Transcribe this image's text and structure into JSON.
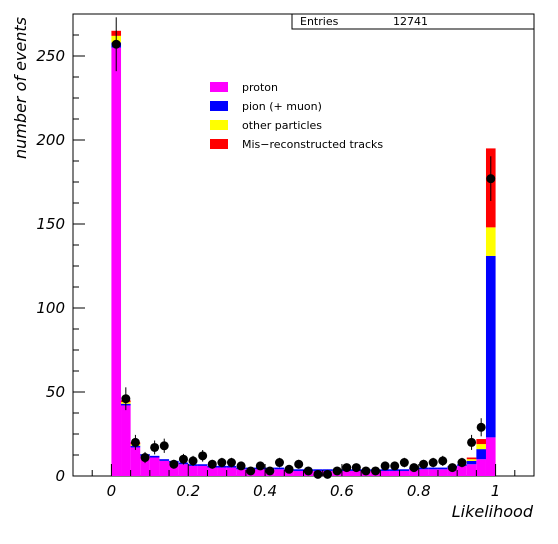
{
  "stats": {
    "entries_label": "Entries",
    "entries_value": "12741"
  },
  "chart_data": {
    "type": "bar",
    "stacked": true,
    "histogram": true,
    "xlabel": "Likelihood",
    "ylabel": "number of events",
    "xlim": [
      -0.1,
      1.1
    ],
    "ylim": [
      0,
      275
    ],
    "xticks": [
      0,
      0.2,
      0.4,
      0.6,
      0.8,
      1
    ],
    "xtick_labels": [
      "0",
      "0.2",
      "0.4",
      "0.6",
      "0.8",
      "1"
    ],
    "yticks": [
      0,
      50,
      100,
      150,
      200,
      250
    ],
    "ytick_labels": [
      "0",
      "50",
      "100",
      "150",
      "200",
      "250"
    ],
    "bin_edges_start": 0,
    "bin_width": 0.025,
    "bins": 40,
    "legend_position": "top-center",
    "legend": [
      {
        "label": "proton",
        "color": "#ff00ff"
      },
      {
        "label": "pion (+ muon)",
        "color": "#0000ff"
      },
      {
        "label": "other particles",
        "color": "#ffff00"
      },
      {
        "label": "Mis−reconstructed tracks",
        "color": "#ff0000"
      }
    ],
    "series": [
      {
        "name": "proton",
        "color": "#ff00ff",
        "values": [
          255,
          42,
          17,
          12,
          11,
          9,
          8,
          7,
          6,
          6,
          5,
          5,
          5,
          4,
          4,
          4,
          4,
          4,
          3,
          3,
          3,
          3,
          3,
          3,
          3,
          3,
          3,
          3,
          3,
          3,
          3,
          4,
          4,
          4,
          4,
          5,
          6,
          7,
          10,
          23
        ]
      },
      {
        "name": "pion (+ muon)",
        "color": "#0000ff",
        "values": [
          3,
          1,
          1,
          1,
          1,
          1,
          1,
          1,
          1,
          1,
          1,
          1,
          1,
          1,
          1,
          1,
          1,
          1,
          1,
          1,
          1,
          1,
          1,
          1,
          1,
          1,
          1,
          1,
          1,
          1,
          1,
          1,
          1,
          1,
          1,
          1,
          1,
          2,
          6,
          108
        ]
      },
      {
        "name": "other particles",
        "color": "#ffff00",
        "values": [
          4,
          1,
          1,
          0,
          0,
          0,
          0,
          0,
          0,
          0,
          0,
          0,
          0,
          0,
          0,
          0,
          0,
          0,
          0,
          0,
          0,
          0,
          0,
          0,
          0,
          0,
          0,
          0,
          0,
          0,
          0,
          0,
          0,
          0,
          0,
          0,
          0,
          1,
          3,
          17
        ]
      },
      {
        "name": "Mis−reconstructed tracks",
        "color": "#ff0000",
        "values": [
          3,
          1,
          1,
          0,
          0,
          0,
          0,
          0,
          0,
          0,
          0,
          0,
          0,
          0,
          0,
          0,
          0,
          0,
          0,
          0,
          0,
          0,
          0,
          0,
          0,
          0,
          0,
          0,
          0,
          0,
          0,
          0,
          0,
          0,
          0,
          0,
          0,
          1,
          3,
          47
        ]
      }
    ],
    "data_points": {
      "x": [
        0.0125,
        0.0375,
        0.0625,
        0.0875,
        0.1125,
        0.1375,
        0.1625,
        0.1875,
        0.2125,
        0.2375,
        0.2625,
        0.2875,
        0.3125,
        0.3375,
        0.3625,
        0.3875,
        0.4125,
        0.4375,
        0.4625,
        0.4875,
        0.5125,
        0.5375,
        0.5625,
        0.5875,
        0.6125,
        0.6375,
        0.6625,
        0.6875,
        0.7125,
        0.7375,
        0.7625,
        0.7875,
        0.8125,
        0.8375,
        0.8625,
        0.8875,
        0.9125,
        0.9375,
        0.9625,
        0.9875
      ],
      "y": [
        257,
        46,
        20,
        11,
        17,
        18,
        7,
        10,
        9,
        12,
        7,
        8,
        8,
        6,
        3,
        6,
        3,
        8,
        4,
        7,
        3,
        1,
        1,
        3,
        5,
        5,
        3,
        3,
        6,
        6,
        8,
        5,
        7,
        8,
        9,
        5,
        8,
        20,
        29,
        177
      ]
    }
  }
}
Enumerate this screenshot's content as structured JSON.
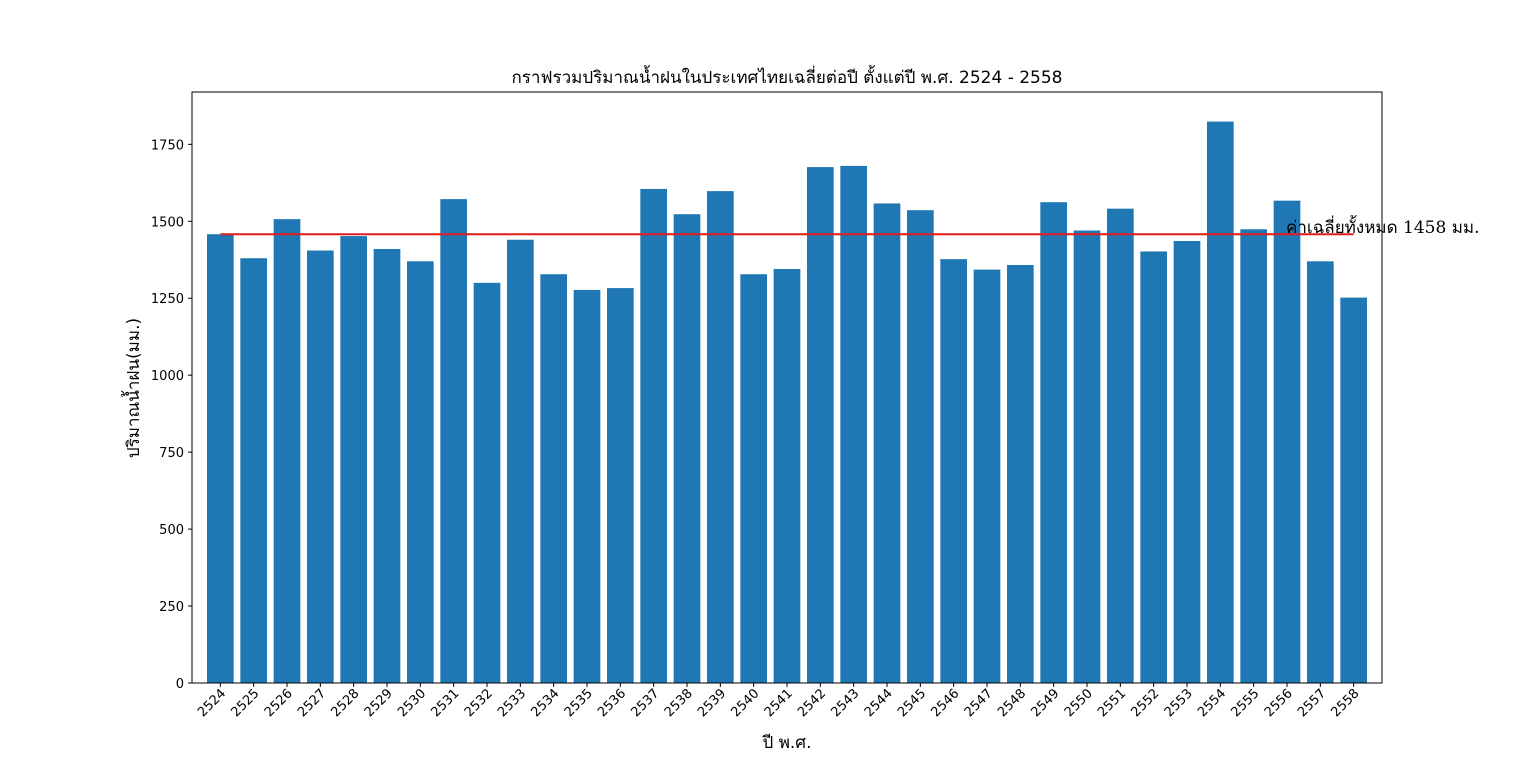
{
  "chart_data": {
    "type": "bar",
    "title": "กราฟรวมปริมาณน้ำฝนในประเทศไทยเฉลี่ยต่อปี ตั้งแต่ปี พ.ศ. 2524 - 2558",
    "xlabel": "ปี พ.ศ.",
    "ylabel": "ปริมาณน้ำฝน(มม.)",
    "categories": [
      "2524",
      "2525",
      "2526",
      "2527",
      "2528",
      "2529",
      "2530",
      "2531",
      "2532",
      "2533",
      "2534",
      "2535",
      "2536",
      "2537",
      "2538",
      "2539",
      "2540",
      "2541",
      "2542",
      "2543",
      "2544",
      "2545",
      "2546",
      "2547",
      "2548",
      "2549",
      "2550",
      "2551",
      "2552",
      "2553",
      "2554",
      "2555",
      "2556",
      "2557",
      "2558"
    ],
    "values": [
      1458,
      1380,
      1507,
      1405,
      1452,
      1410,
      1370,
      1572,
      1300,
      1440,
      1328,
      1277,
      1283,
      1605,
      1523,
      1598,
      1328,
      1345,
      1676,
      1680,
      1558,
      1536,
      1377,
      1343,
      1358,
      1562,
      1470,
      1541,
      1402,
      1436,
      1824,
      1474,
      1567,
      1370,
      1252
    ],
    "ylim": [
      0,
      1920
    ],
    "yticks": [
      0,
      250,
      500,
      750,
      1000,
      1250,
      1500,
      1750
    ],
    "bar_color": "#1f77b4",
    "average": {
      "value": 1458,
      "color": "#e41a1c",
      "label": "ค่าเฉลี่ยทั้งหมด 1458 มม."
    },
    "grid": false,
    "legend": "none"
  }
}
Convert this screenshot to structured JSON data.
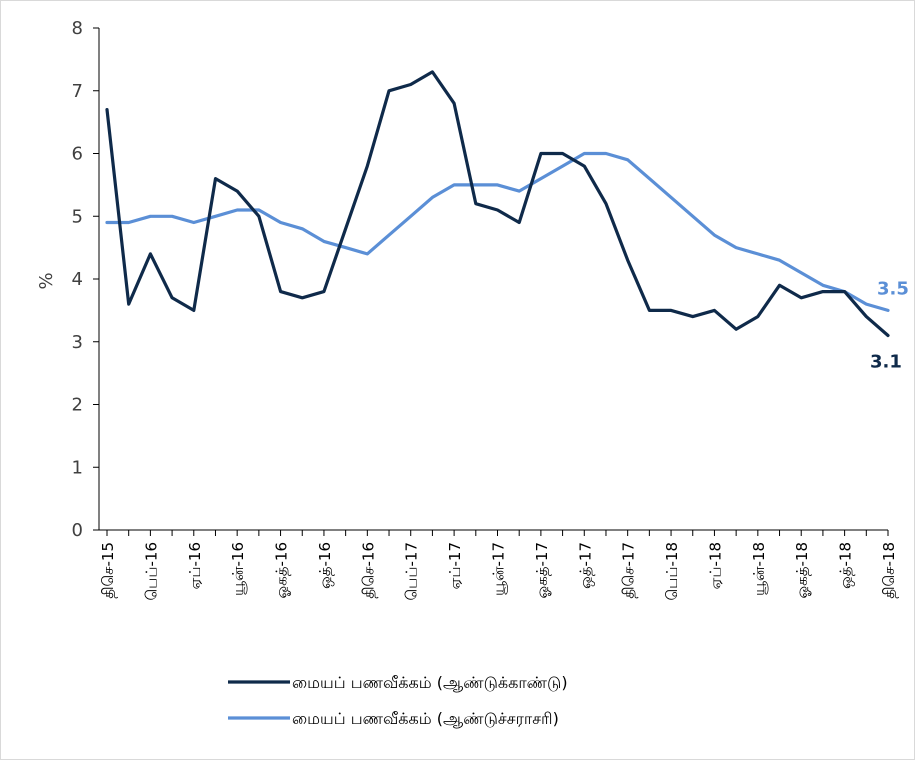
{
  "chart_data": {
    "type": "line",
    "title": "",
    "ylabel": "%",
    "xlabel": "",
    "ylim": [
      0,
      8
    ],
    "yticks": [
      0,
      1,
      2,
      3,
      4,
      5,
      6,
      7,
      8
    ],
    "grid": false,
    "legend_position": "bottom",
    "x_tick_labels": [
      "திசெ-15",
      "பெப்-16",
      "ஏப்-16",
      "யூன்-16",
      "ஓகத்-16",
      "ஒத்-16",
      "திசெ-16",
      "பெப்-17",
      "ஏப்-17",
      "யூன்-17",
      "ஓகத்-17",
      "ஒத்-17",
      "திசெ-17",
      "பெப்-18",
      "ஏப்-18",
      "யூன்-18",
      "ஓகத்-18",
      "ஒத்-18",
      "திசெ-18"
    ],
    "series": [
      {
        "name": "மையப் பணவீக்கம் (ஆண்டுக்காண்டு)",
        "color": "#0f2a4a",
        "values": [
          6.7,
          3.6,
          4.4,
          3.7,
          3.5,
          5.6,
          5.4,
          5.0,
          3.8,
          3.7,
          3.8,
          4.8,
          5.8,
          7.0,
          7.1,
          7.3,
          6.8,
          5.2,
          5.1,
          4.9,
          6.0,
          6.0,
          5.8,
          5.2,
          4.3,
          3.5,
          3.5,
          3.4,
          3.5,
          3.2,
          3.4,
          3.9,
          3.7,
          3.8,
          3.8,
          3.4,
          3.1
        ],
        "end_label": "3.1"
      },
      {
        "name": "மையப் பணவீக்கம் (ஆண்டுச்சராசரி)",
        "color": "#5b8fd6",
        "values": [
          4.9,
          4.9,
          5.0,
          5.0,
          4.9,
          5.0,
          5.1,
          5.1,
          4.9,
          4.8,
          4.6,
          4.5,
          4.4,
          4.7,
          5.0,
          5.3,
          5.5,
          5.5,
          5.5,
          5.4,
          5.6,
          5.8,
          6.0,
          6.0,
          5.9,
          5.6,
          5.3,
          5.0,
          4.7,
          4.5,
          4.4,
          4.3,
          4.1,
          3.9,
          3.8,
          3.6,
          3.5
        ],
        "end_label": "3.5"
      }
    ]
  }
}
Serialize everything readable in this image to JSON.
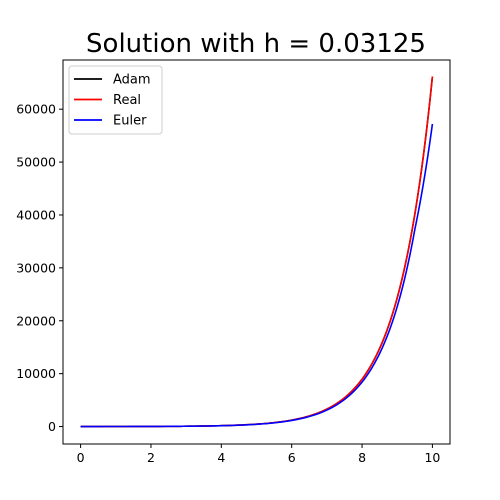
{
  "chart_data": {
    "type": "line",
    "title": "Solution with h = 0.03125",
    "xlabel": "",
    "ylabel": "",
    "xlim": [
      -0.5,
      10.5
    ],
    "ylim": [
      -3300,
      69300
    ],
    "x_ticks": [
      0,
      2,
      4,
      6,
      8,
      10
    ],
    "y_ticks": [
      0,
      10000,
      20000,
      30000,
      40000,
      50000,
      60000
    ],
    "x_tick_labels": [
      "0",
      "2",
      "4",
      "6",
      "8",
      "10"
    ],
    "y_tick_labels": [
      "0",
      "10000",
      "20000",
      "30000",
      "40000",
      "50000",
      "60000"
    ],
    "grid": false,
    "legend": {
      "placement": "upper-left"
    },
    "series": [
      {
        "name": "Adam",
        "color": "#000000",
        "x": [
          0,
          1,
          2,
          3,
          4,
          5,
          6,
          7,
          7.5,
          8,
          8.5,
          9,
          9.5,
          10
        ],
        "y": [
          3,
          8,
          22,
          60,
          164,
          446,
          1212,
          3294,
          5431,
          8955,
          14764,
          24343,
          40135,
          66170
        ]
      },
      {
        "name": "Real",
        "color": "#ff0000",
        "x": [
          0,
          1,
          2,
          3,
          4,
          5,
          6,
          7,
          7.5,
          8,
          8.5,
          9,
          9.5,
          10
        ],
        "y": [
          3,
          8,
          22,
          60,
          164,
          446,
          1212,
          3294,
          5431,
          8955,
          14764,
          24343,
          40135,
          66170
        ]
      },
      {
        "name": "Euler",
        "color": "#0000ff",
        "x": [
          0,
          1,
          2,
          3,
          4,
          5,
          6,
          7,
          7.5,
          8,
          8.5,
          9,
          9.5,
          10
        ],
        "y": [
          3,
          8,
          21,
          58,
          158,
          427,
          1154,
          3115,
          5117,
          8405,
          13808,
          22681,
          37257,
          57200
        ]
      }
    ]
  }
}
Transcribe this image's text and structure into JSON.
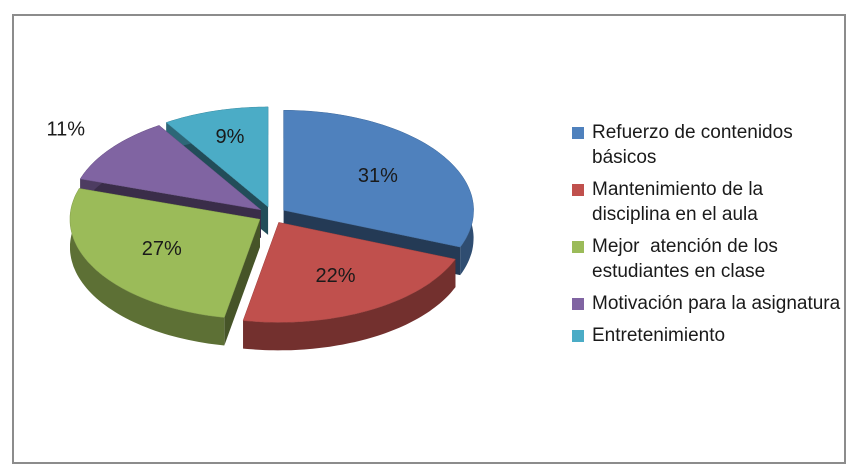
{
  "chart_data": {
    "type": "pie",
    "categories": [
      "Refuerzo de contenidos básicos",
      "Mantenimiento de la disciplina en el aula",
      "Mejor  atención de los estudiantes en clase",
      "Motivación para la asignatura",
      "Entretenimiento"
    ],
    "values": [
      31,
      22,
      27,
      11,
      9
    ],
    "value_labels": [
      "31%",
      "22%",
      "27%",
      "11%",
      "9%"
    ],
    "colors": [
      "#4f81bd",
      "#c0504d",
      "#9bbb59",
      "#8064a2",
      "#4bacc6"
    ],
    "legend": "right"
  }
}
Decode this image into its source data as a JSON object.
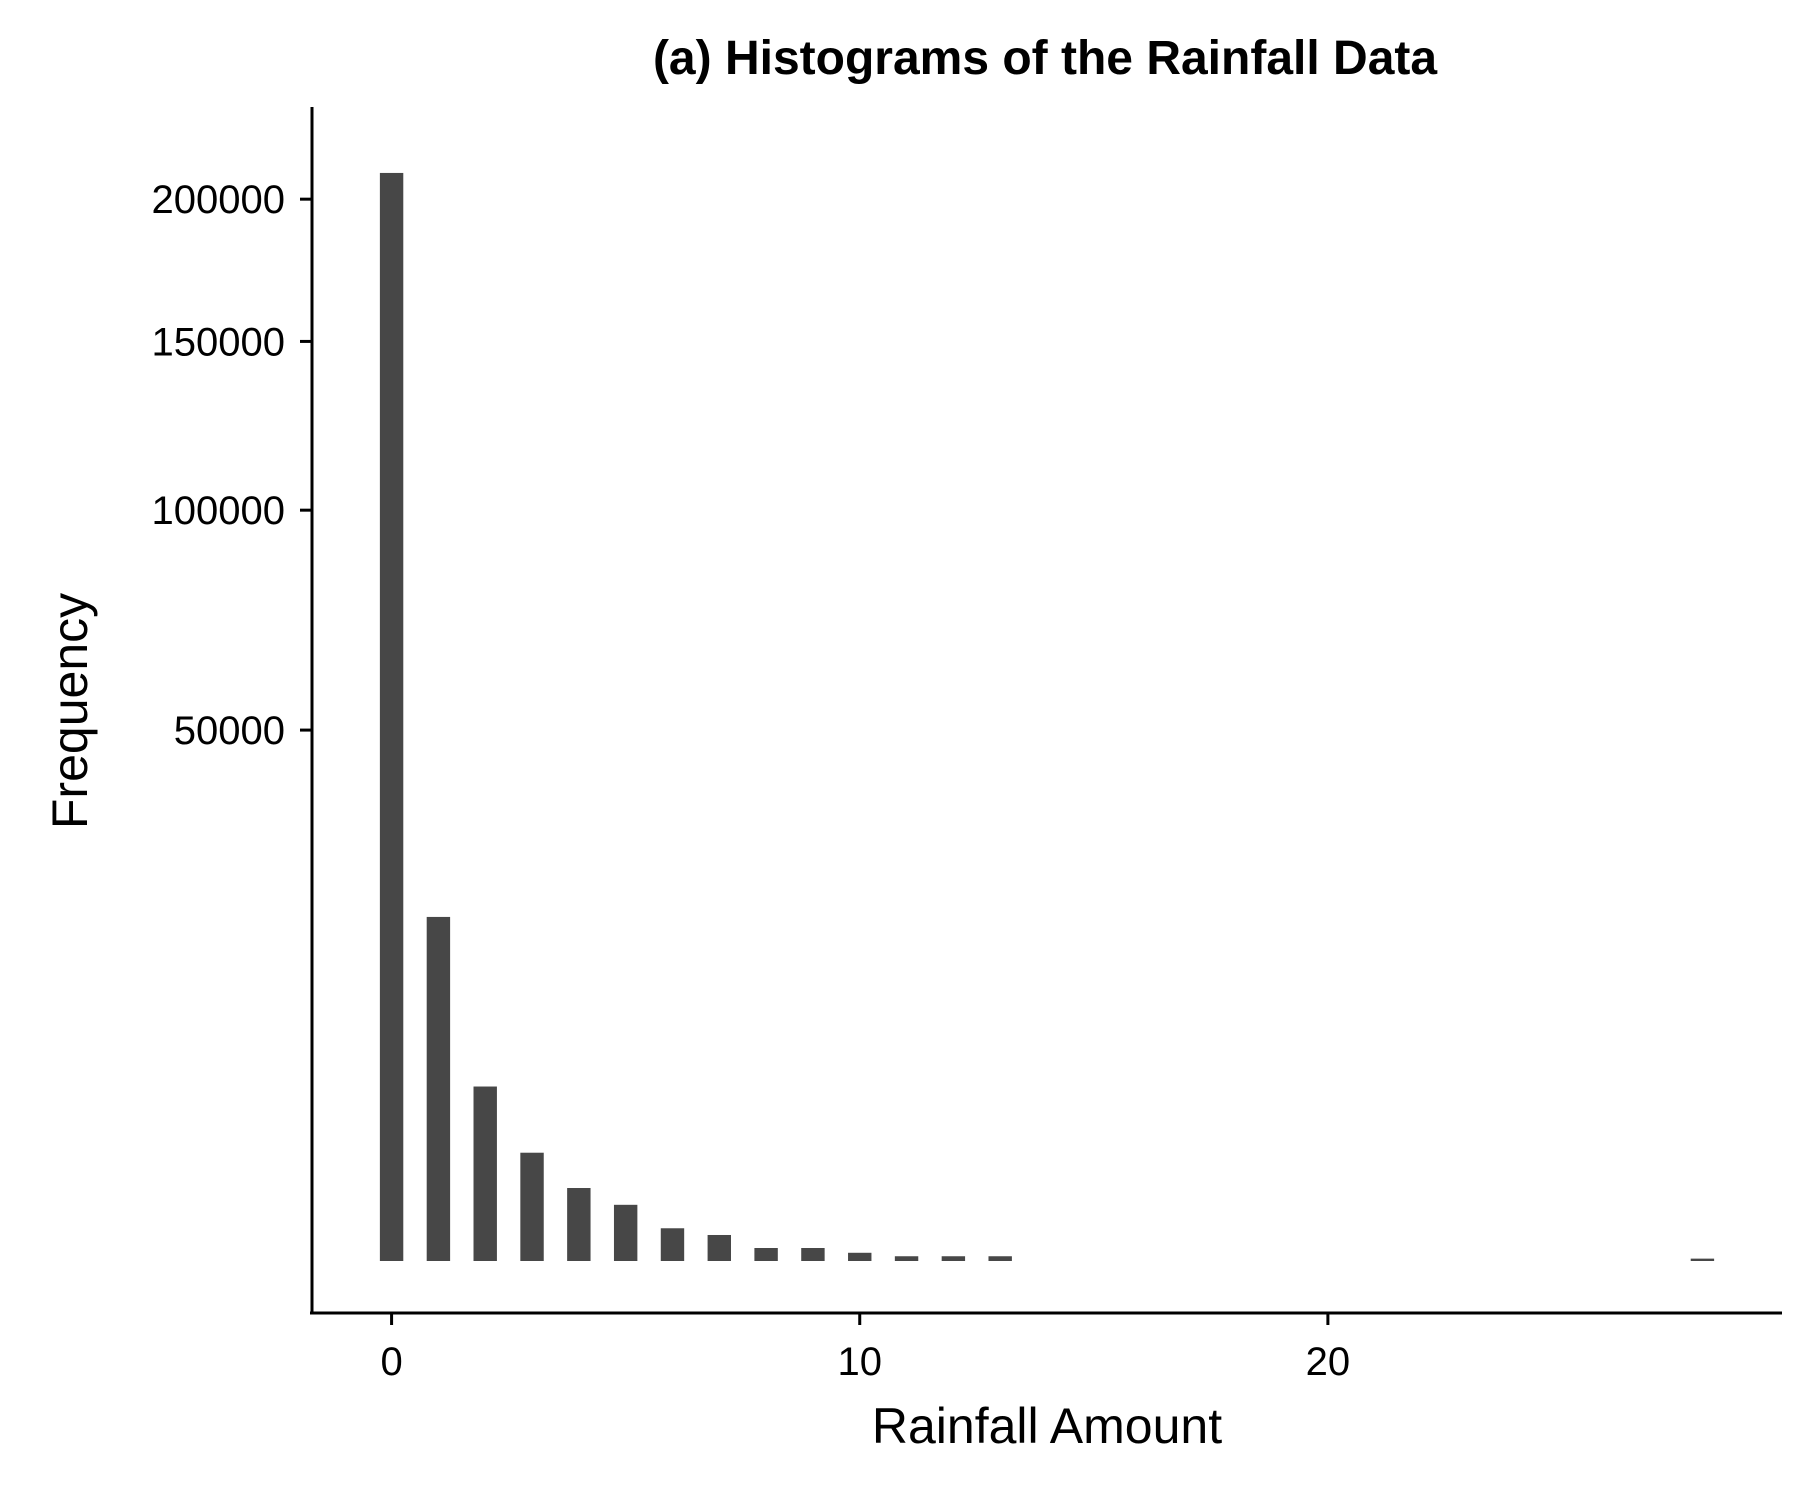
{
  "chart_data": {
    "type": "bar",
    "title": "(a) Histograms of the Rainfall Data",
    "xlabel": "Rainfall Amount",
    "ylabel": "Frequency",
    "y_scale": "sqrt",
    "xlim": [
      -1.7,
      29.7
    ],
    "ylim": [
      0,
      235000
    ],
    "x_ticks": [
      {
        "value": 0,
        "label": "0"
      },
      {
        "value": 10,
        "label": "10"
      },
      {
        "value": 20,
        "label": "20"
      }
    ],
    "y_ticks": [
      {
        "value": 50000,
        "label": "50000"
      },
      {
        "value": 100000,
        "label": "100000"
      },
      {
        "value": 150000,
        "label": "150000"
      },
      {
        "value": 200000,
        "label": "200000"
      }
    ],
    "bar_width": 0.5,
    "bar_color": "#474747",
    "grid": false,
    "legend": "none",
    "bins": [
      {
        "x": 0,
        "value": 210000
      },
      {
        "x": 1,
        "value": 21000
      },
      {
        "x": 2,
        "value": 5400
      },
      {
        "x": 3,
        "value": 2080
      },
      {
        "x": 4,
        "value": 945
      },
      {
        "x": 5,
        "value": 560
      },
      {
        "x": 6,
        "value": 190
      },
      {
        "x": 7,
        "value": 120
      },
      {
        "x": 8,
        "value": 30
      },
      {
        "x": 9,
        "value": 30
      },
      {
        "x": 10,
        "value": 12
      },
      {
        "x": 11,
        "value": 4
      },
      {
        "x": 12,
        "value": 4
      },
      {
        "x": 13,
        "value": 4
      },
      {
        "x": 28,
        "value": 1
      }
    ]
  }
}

* Set task: Show the lines of the material that contain the word "this".

* Finished answer:
Transcribe this image's text and structure into JSON.
Enumerate this screenshot's content as structured JSON.
Convert this screenshot to structured JSON data.
Serialize everything readable in this image to JSON.
Transcribe this image's text and structure into JSON.
Decode this image into its source data as a JSON object.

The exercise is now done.